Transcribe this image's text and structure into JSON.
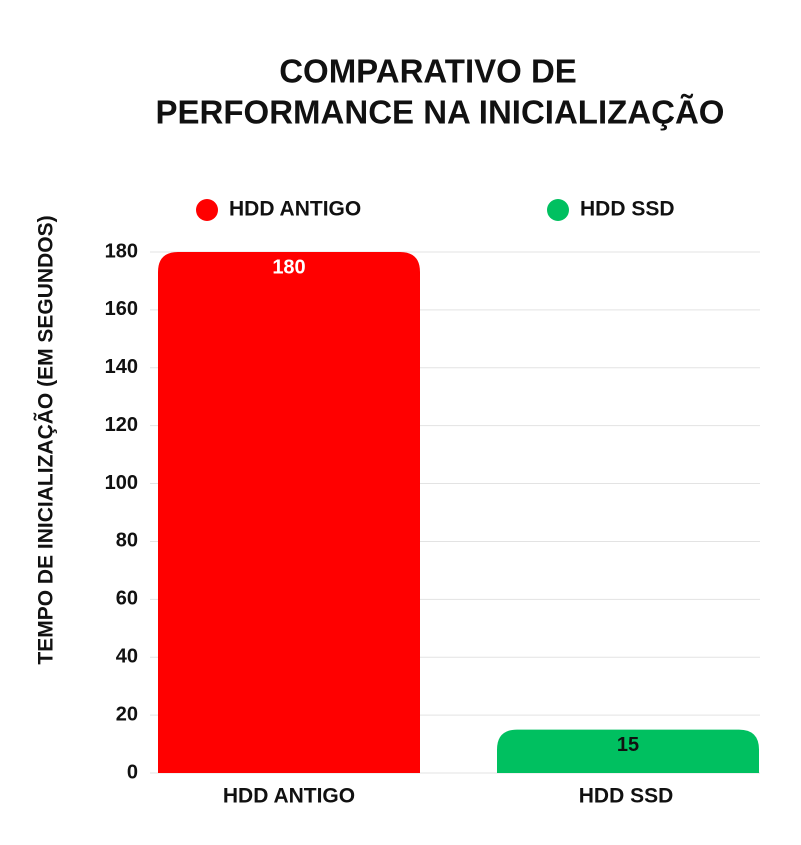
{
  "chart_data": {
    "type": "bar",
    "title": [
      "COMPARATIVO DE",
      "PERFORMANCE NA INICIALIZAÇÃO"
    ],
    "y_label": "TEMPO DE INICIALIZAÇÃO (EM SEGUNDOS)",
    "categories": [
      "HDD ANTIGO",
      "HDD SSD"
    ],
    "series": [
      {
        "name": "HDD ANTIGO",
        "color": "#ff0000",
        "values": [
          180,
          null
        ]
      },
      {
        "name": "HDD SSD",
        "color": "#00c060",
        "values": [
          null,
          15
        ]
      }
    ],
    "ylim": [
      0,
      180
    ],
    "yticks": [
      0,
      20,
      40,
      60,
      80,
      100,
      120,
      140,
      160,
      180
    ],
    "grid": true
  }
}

□ □ □ □

=== What is being asked ===
Skip the pictures and print each record exactly as it stands.

=== Reply to the exercise ===
Transcribe this image's text and structure into JSON.
{
  "chart_data": {
    "type": "bar",
    "title": [
      "COMPARATIVO DE",
      "PERFORMANCE NA INICIALIZAÇÃO"
    ],
    "y_label": "TEMPO DE INICIALIZAÇÃO (EM SEGUNDOS)",
    "categories": [
      "HDD ANTIGO",
      "HDD SSD"
    ],
    "series": [
      {
        "name": "HDD ANTIGO",
        "color": "#ff0000",
        "values": [
          180,
          null
        ]
      },
      {
        "name": "HDD SSD",
        "color": "#00c060",
        "values": [
          null,
          15
        ]
      }
    ],
    "ylim": [
      0,
      180
    ],
    "yticks": [
      0,
      20,
      40,
      60,
      80,
      100,
      120,
      140,
      160,
      180
    ],
    "grid": true
  }
}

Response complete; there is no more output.